▶ **Data to process**:

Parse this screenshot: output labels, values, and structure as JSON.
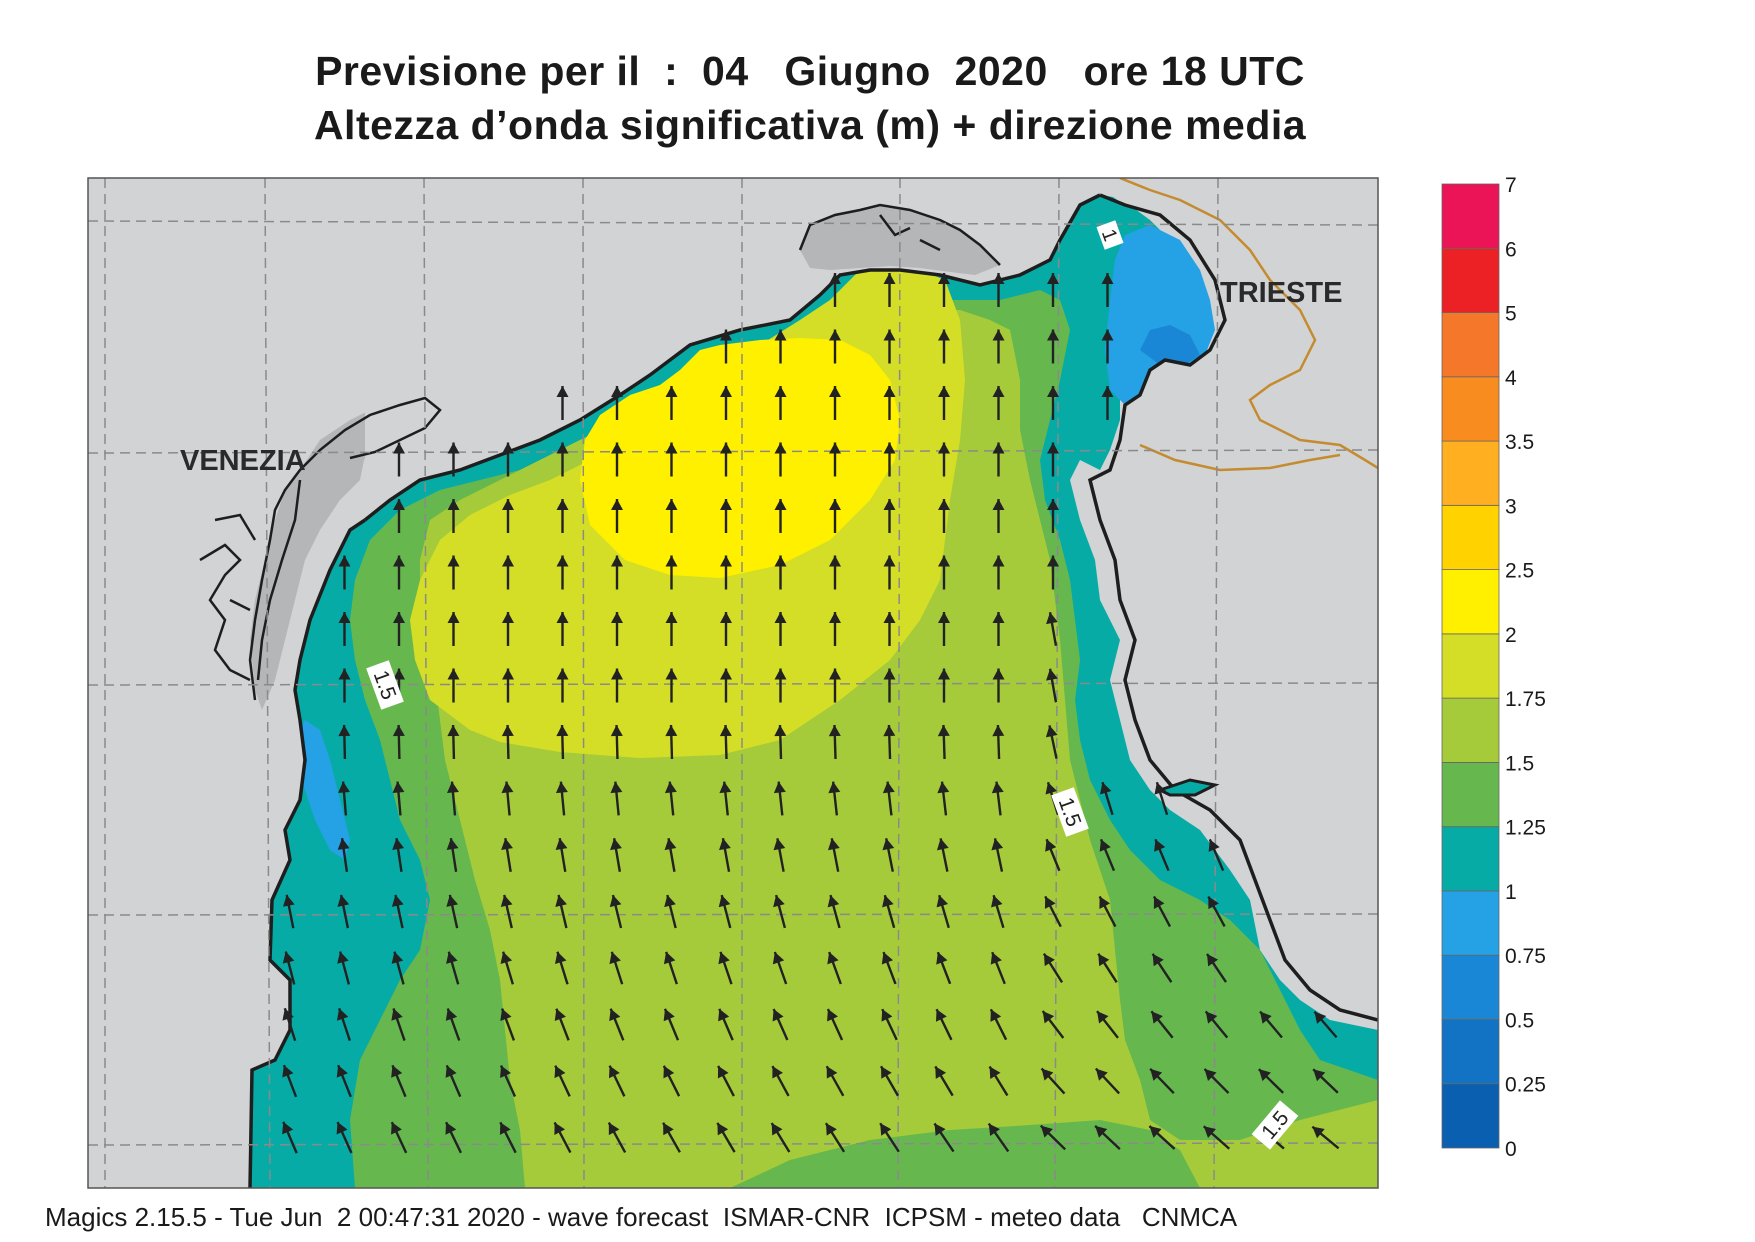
{
  "header": {
    "title_line1": "Previsione per il  :  04   Giugno  2020   ore 18 UTC",
    "title_line2": "Altezza d’onda significativa (m) + direzione media"
  },
  "map": {
    "place_labels": [
      "VENEZIA",
      "TRIESTE"
    ],
    "contour_labels": [
      "1",
      "1.5",
      "1.5",
      "1.5"
    ],
    "colors": {
      "land": "#d2d3d5",
      "grid": "#8a8a8a",
      "coast": "#1e1e1e",
      "border": "#c48b2f",
      "arrow": "#222222"
    }
  },
  "legend": {
    "levels": [
      "0",
      "0.25",
      "0.5",
      "0.75",
      "1",
      "1.25",
      "1.5",
      "1.75",
      "2",
      "2.5",
      "3",
      "3.5",
      "4",
      "5",
      "6",
      "7"
    ],
    "colors": [
      "#0a5fb0",
      "#1272c4",
      "#1a86d6",
      "#25a2e6",
      "#06aba6",
      "#66b84e",
      "#a6cb3a",
      "#d4de26",
      "#fff000",
      "#ffd200",
      "#ffaf1f",
      "#f98c1f",
      "#f5772a",
      "#ec2125",
      "#eb1456"
    ]
  },
  "footer": {
    "text": "Magics 2.15.5 - Tue Jun  2 00:47:31 2020 - wave forecast  ISMAR-CNR  ICPSM - meteo data   CNMCA"
  }
}
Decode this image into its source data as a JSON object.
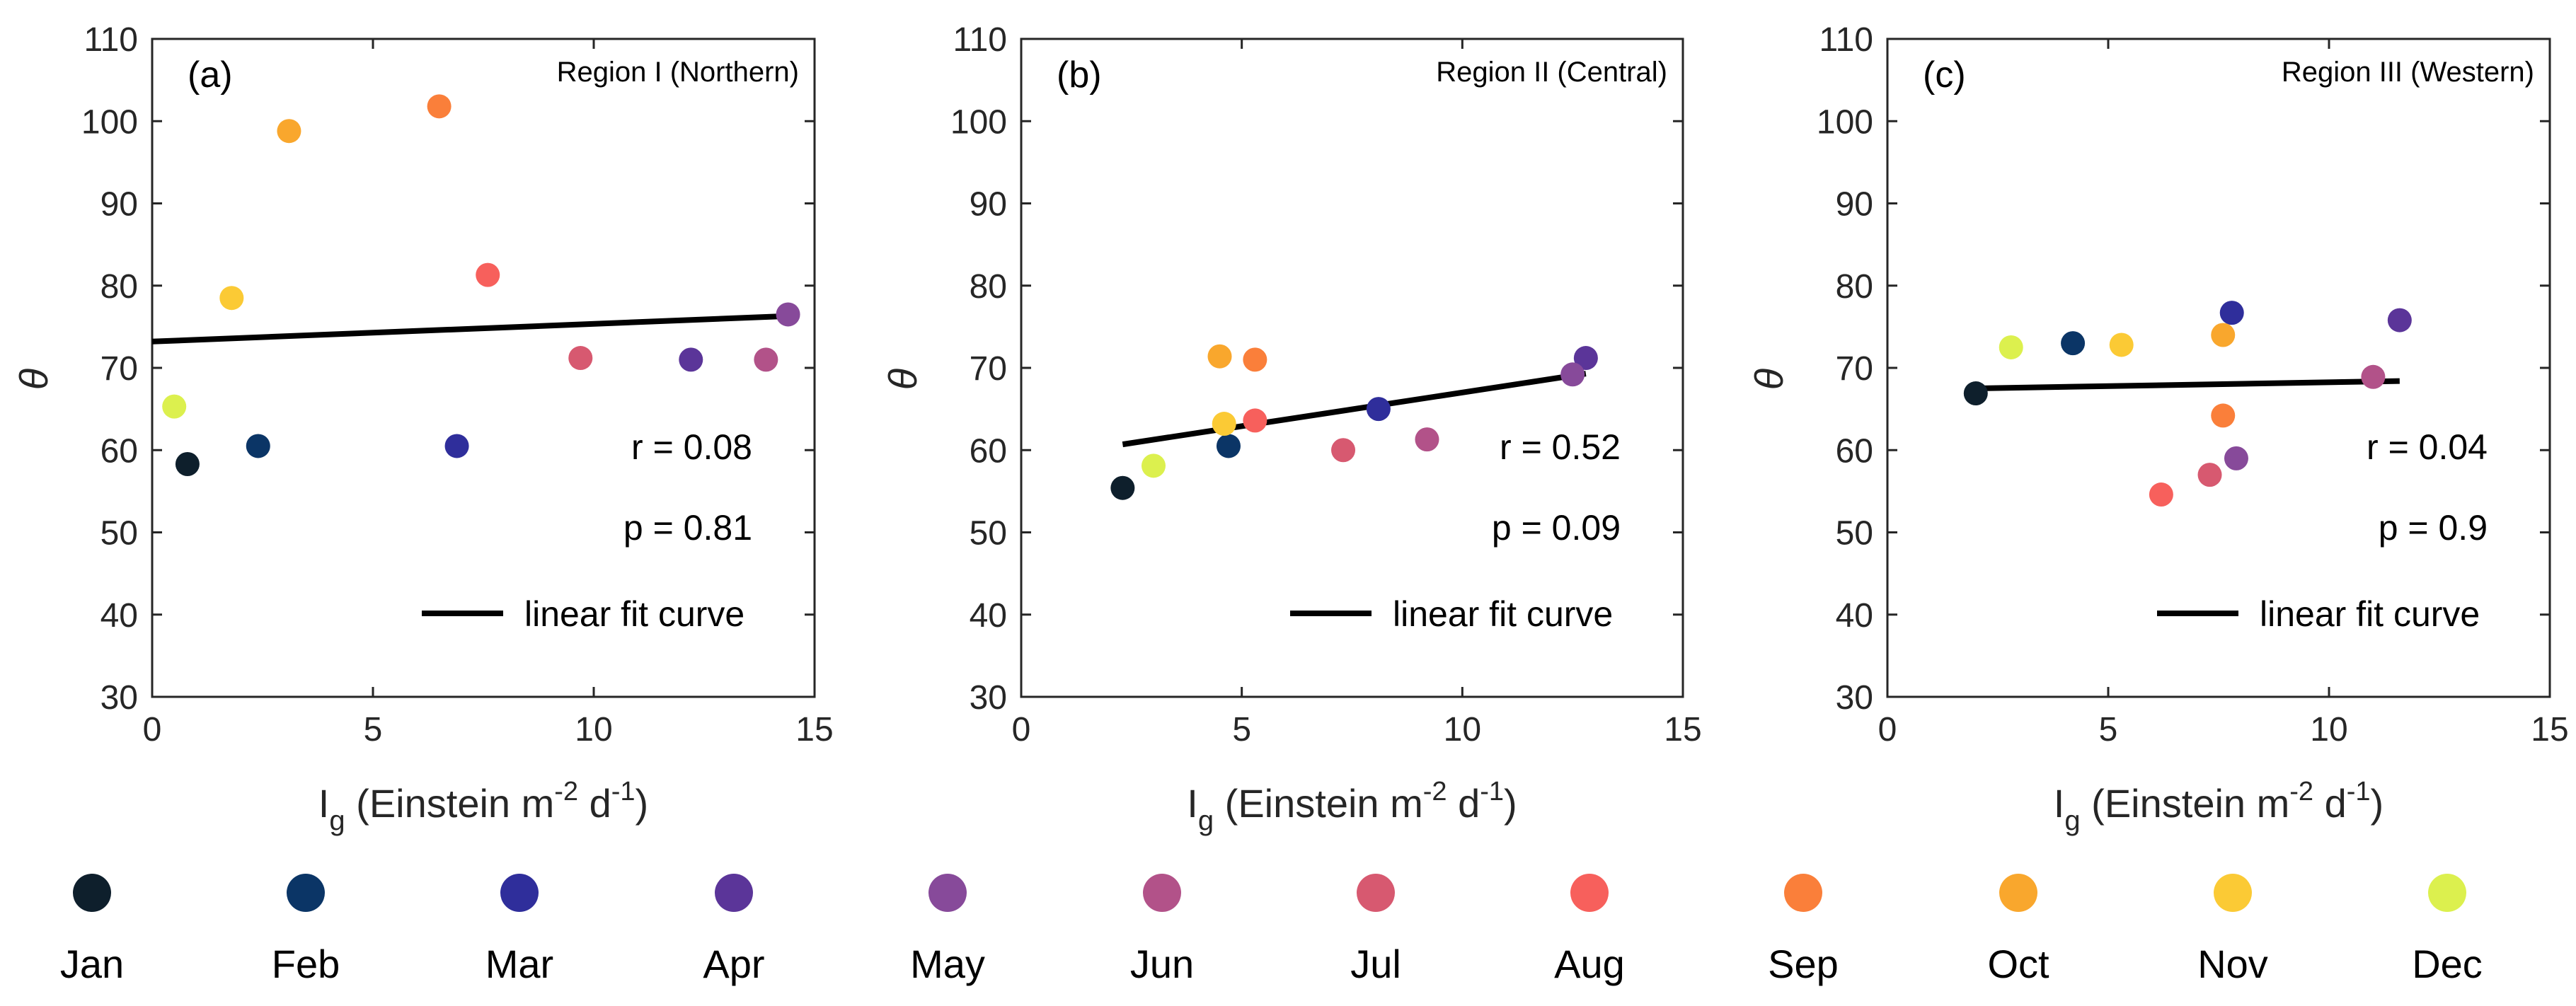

▶ **Task brief**: Each entry must be retyped word for word, with every image omitted.

▶ **Task answer**:
Parse this screenshot: output labels, values, and structure as JSON.
{
  "header": {
    "title_line1": "Previsione per il  :  04   Giugno  2020   ore 18 UTC",
    "title_line2": "Altezza d’onda significativa (m) + direzione media"
  },
  "map": {
    "place_labels": [
      "VENEZIA",
      "TRIESTE"
    ],
    "contour_labels": [
      "1",
      "1.5",
      "1.5",
      "1.5"
    ],
    "colors": {
      "land": "#d2d3d5",
      "grid": "#8a8a8a",
      "coast": "#1e1e1e",
      "border": "#c48b2f",
      "arrow": "#222222"
    }
  },
  "legend": {
    "levels": [
      "0",
      "0.25",
      "0.5",
      "0.75",
      "1",
      "1.25",
      "1.5",
      "1.75",
      "2",
      "2.5",
      "3",
      "3.5",
      "4",
      "5",
      "6",
      "7"
    ],
    "colors": [
      "#0a5fb0",
      "#1272c4",
      "#1a86d6",
      "#25a2e6",
      "#06aba6",
      "#66b84e",
      "#a6cb3a",
      "#d4de26",
      "#fff000",
      "#ffd200",
      "#ffaf1f",
      "#f98c1f",
      "#f5772a",
      "#ec2125",
      "#eb1456"
    ]
  },
  "footer": {
    "text": "Magics 2.15.5 - Tue Jun  2 00:47:31 2020 - wave forecast  ISMAR-CNR  ICPSM - meteo data   CNMCA"
  }
}
Decode this image into its source data as a JSON object.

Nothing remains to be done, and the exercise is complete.